- Aim -
The data below must be copied in full and without any change.

- Dataset -
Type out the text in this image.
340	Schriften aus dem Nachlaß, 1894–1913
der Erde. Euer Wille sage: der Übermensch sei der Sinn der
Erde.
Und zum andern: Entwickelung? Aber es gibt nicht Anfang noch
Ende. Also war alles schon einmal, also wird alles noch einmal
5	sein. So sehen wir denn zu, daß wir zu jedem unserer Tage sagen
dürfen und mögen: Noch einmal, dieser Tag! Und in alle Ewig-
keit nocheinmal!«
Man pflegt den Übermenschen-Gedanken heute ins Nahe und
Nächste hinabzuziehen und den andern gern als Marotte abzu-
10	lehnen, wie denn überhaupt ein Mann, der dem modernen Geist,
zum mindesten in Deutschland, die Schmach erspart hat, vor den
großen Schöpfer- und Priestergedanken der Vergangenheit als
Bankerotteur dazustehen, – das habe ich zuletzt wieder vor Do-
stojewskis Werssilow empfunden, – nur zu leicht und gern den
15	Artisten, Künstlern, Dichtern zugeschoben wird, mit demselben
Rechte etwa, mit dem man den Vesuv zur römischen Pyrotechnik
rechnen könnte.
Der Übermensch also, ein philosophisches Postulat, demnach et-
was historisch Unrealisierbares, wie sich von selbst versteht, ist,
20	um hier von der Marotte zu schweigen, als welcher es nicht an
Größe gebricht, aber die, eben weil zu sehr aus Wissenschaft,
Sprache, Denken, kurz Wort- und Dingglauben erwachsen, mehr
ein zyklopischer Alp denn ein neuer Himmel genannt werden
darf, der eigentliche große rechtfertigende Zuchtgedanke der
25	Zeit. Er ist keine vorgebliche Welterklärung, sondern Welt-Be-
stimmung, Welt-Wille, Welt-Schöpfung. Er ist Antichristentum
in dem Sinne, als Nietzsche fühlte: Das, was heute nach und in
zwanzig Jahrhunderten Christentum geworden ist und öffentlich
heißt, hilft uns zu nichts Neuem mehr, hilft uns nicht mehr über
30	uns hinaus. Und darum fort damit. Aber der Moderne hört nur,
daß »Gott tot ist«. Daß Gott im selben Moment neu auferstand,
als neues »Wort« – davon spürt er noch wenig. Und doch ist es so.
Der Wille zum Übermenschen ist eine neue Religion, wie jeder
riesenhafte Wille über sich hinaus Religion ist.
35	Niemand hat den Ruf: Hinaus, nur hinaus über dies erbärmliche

- Task result -
Type out the text in this image.
340	Schriften aus dem Nachlaß, 1894–1913
der Erde. Euer Wille sage: der Übermensch sei der Sinn der
Erde.
Und zum andern: Entwickelung? Aber es gibt nicht Anfang noch
Ende. Also war alles schon einmal, also wird alles noch einmal
5	sein. So sehen wir denn zu, daß wir zu jedem unserer Tage sagen
dürfen und mögen: Noch einmal, dieser Tag! Und in alle Ewig-
keit nocheinmal!«
Man pflegt den Übermenschen-Gedanken heute ins Nahe und
Nächste hinabzuziehen und den andern gern als Marotte abzu-
10	lehnen, wie denn überhaupt ein Mann, der dem modernen Geist,
zum mindesten in Deutschland, die Schmach erspart hat, vor den
großen Schöpfer- und Priestergedanken der Vergangenheit als
Bankerotteur dazustehen, – das habe ich zuletzt wieder vor Do-
stojewskis Werssilow empfunden, – nur zu leicht und gern den
15	Artisten, Künstlern, Dichtern zugeschoben wird, mit demselben
Rechte etwa, mit dem man den Vesuv zur römischen Pyrotechnik
rechnen könnte.
Der Übermensch also, ein philosophisches Postulat, demnach et-
was historisch Unrealisierbares, wie sich von selbst versteht, ist,
20	um hier von der Marotte zu schweigen, als welcher es nicht an
Größe gebricht, aber die, eben weil zu sehr aus Wissenschaft,
Sprache, Denken, kurz Wort- und Dingglauben erwachsen, mehr
ein zyklopischer Alp denn ein neuer Himmel genannt werden
darf, der eigentliche große rechtfertigende Zuchtgedanke der
25	Zeit. Er ist keine vorgebliche Welterklärung, sondern Welt-Be-
stimmung, Welt-Wille, Welt-Schöpfung. Er ist Antichristentum
in dem Sinne, als Nietzsche fühlte: Das, was heute nach und in
zwanzig Jahrhunderten Christentum geworden ist und öffentlich
heißt, hilft uns zu nichts Neuem mehr, hilft uns nicht mehr über
30	uns hinaus. Und darum fort damit. Aber der Moderne hört nur,
daß »Gott tot ist«. Daß Gott im selben Moment neu auferstand,
als neues »Wort« – davon spürt er noch wenig. Und doch ist es so.
Der Wille zum Übermenschen ist eine neue Religion, wie jeder
riesenhafte Wille über sich hinaus Religion ist.
35	Niemand hat den Ruf: Hinaus, nur hinaus über dies erbärmliche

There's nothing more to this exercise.